Exercise description -
Note each line that includes the word "zich". Copy those lines.

Record excerpts -

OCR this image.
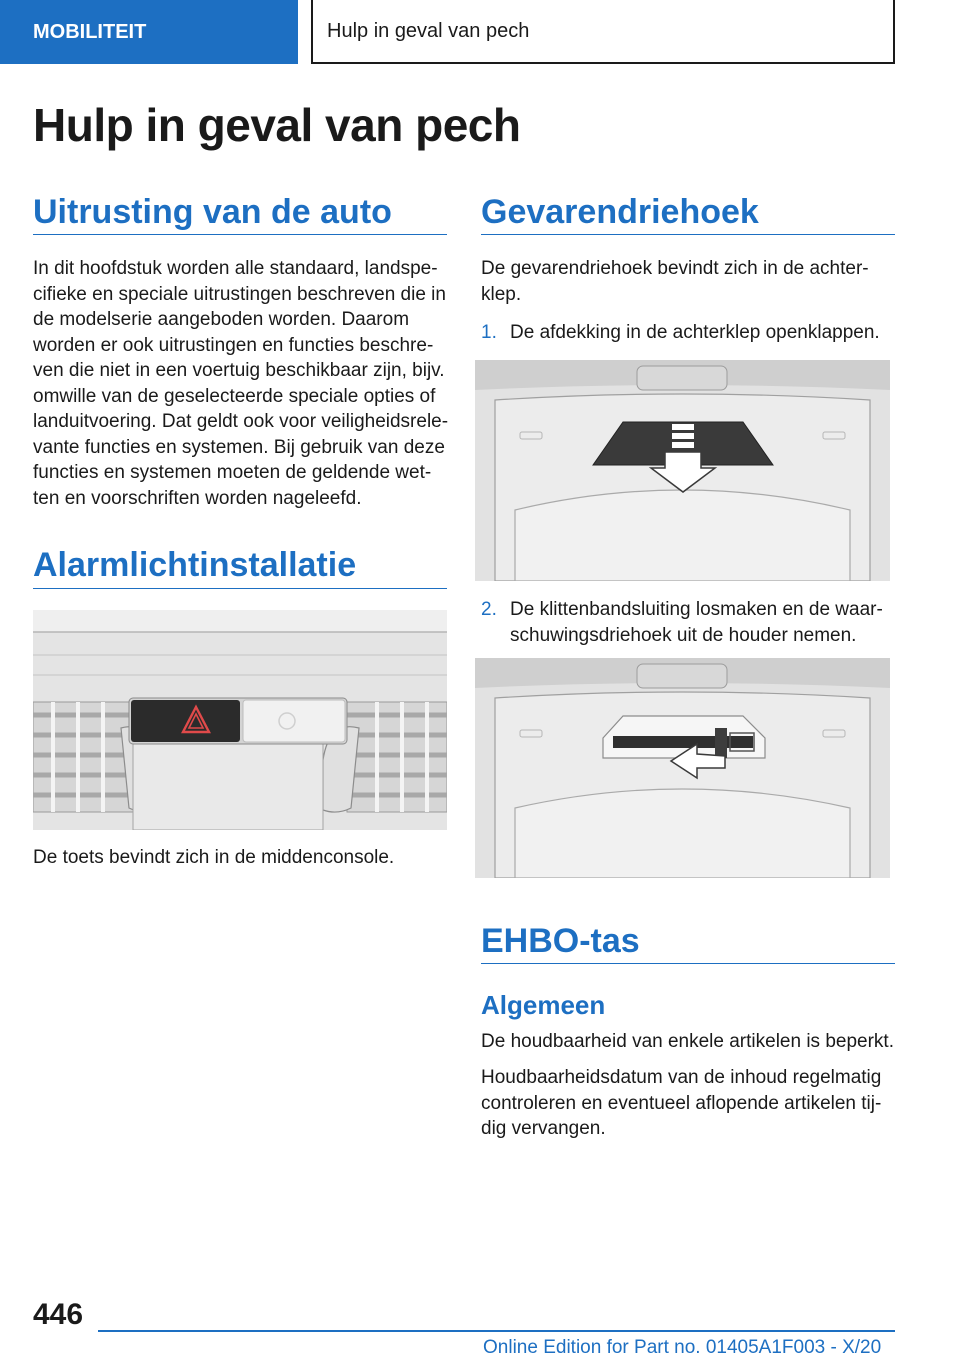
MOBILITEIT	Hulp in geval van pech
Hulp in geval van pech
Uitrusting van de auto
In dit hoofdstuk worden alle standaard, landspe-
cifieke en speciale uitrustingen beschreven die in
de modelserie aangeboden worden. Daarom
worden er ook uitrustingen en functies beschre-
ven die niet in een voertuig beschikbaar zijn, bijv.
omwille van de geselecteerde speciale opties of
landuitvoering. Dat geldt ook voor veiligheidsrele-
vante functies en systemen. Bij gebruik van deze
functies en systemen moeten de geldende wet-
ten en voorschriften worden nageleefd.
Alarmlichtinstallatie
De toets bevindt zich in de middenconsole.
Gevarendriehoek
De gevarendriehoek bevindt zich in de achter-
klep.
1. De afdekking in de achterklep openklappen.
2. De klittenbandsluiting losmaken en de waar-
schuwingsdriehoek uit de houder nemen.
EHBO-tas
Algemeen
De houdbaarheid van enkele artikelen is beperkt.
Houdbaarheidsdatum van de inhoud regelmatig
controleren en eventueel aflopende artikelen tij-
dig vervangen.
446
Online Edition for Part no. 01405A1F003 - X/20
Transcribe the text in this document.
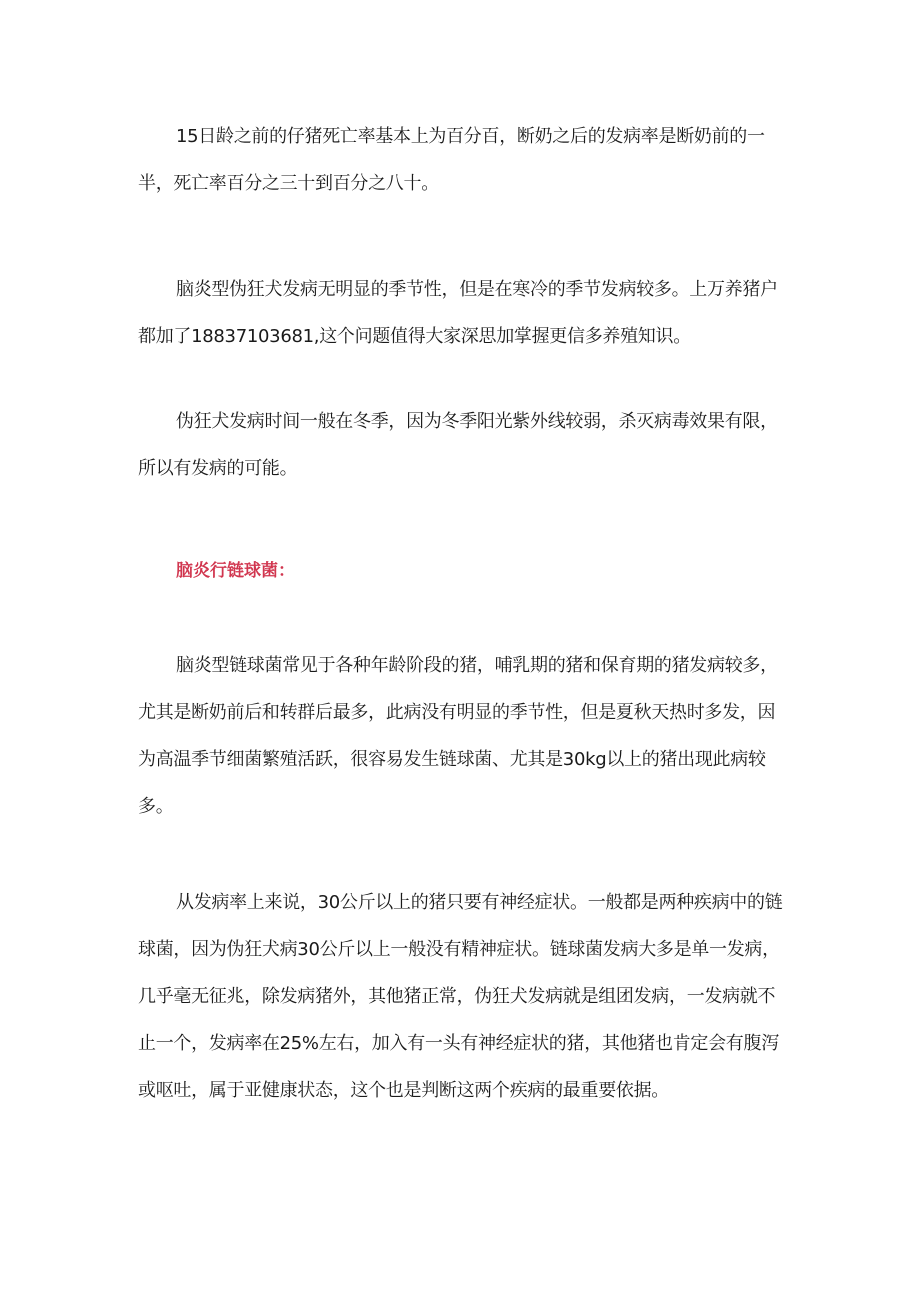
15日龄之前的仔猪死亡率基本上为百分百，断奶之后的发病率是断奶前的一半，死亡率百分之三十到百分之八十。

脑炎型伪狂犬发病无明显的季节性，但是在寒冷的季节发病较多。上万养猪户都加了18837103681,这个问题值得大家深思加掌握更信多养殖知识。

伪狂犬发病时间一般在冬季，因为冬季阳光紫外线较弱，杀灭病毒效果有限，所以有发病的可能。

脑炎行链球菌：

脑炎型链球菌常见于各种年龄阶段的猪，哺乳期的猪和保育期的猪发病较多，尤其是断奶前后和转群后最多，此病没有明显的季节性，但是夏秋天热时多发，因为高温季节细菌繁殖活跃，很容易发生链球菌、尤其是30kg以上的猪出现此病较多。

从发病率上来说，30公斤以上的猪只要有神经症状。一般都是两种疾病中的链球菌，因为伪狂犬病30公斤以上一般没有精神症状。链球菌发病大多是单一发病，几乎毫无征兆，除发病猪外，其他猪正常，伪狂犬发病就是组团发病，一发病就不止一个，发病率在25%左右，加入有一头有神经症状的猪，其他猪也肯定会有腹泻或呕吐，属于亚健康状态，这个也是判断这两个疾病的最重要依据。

Worked solution -
De toets bevindt zich in de middenconsole.
De gevarendriehoek bevindt zich in de achter-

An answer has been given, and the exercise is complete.